RAW DATA:
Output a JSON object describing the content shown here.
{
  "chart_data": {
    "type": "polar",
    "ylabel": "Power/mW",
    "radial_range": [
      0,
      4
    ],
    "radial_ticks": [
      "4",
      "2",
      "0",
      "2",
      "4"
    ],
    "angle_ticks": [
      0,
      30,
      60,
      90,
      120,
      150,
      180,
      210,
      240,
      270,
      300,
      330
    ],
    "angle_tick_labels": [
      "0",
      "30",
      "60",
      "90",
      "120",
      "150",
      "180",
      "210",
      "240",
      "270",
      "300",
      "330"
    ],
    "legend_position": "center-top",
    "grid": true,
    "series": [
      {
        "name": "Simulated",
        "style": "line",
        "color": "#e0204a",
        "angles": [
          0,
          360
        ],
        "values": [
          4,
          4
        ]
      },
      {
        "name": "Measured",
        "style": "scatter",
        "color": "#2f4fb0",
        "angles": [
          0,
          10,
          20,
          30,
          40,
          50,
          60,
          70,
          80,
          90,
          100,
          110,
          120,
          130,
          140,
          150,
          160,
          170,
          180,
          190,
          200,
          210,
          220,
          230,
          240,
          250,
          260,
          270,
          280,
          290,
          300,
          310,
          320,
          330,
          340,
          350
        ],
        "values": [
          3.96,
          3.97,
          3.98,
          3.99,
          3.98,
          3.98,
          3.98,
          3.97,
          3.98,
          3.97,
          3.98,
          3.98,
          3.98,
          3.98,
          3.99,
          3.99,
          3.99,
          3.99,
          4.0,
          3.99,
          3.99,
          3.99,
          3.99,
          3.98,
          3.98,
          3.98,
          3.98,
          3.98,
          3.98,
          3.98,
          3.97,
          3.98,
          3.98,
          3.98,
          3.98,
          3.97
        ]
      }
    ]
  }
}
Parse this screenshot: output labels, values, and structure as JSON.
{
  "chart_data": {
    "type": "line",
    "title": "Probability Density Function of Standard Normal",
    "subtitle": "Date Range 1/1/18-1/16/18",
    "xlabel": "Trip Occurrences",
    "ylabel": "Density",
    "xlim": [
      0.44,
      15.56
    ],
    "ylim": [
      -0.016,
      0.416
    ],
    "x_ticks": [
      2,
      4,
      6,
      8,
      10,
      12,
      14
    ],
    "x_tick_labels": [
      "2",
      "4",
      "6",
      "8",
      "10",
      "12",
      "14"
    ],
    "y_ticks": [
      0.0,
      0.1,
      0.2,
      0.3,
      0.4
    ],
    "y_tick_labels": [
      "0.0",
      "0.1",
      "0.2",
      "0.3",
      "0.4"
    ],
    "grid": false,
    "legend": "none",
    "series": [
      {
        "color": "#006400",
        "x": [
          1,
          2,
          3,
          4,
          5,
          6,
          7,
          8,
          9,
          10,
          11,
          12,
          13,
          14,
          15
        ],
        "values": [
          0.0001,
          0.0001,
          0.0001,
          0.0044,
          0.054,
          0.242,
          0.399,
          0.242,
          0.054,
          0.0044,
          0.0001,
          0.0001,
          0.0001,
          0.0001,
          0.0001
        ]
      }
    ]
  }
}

WRITTEN REQUEST:
Pick out and copy the lines of the material that include the word "Density".

EXERCISE RESPONSE:
    "title": "Probability Density Function of Standard Normal",
    "ylabel": "Density",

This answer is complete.